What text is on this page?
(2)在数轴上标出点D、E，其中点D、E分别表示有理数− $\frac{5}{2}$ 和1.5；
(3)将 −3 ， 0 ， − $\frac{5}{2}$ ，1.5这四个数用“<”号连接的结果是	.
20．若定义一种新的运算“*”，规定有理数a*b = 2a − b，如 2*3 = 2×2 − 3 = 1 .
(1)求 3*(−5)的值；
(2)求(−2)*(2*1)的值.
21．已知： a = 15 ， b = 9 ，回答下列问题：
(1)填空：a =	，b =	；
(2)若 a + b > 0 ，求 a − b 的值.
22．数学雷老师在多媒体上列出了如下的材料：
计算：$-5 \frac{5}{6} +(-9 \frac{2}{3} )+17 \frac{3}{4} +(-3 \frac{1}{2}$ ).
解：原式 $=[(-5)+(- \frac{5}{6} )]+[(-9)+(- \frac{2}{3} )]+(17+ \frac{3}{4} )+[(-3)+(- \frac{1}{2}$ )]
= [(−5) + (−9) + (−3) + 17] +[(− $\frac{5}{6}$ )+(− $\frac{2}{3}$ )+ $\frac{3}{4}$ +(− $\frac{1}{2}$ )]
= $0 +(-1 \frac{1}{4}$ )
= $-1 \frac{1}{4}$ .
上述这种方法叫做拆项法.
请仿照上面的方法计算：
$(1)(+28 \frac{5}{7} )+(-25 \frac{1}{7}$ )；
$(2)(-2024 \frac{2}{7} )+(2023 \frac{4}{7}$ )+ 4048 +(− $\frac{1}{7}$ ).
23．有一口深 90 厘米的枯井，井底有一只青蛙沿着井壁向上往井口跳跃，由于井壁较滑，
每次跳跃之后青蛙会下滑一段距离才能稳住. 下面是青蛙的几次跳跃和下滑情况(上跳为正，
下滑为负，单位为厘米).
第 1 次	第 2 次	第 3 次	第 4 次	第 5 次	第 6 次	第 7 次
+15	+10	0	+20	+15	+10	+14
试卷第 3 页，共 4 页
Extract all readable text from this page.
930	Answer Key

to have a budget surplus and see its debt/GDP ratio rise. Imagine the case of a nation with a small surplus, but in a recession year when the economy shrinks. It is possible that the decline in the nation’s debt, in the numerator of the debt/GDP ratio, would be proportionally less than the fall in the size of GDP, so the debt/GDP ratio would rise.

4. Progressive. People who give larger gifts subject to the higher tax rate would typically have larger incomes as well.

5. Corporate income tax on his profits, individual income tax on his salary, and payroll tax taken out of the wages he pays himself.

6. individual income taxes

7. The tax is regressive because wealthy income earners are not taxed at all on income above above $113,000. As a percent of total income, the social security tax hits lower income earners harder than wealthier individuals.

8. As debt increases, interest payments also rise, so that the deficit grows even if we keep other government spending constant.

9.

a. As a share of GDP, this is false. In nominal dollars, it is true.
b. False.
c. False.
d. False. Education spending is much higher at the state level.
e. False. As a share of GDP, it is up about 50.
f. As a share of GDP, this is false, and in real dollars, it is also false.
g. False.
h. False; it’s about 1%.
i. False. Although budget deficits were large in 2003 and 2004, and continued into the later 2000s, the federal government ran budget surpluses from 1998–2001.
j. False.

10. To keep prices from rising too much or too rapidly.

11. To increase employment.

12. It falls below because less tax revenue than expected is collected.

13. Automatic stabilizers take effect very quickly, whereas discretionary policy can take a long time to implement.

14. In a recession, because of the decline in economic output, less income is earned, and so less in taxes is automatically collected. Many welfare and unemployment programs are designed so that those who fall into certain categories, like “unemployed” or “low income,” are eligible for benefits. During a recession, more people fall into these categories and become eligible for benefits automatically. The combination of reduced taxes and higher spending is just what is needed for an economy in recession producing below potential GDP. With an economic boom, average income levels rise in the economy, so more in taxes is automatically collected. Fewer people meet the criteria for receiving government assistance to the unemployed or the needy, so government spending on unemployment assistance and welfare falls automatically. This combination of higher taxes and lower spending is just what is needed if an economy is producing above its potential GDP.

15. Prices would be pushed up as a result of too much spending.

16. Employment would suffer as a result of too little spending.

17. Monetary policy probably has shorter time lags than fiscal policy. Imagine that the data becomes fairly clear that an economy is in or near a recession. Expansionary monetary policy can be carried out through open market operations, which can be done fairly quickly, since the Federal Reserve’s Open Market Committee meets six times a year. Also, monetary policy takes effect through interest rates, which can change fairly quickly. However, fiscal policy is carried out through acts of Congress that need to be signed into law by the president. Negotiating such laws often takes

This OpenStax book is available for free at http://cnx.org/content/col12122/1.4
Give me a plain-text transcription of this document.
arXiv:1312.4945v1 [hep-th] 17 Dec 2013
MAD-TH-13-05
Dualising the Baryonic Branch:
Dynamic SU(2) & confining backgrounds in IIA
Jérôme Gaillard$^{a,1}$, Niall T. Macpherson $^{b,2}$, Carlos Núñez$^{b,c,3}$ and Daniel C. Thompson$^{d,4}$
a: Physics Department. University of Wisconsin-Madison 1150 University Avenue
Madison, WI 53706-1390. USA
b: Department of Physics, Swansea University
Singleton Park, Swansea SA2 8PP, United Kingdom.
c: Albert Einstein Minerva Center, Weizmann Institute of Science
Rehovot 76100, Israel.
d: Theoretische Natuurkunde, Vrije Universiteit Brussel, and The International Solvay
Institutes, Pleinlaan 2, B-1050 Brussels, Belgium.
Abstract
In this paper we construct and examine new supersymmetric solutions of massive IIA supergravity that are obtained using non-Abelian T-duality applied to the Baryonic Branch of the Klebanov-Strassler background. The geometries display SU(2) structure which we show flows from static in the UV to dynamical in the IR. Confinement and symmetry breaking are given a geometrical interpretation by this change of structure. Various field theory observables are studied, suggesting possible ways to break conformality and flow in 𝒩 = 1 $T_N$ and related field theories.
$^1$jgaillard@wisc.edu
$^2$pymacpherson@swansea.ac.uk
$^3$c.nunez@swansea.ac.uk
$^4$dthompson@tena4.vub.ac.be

_TASK TO CARRY OUT:_ Every line from the one containing "Give me a plain-text" through the last line must be copied exactly; leave out the rest.

_PROBLEM SOLUTION:_
Give me a plain-text transcription of this document.
arXiv:1312.4945v1 [hep-th] 17 Dec 2013
MAD-TH-13-05
Dualising the Baryonic Branch:
Dynamic SU(2) & confining backgrounds in IIA
Jérôme Gaillard$^{a,1}$, Niall T. Macpherson $^{b,2}$, Carlos Núñez$^{b,c,3}$ and Daniel C. Thompson$^{d,4}$
a: Physics Department. University of Wisconsin-Madison 1150 University Avenue
Madison, WI 53706-1390. USA
b: Department of Physics, Swansea University
Singleton Park, Swansea SA2 8PP, United Kingdom.
c: Albert Einstein Minerva Center, Weizmann Institute of Science
Rehovot 76100, Israel.
d: Theoretische Natuurkunde, Vrije Universiteit Brussel, and The International Solvay
Institutes, Pleinlaan 2, B-1050 Brussels, Belgium.
Abstract
In this paper we construct and examine new supersymmetric solutions of massive IIA supergravity that are obtained using non-Abelian T-duality applied to the Baryonic Branch of the Klebanov-Strassler background. The geometries display SU(2) structure which we show flows from static in the UV to dynamical in the IR. Confinement and symmetry breaking are given a geometrical interpretation by this change of structure. Various field theory observables are studied, suggesting possible ways to break conformality and flow in 𝒩 = 1 $T_N$ and related field theories.
$^1$jgaillard@wisc.edu
$^2$pymacpherson@swansea.ac.uk
$^3$c.nunez@swansea.ac.uk
$^4$dthompson@tena4.vub.ac.be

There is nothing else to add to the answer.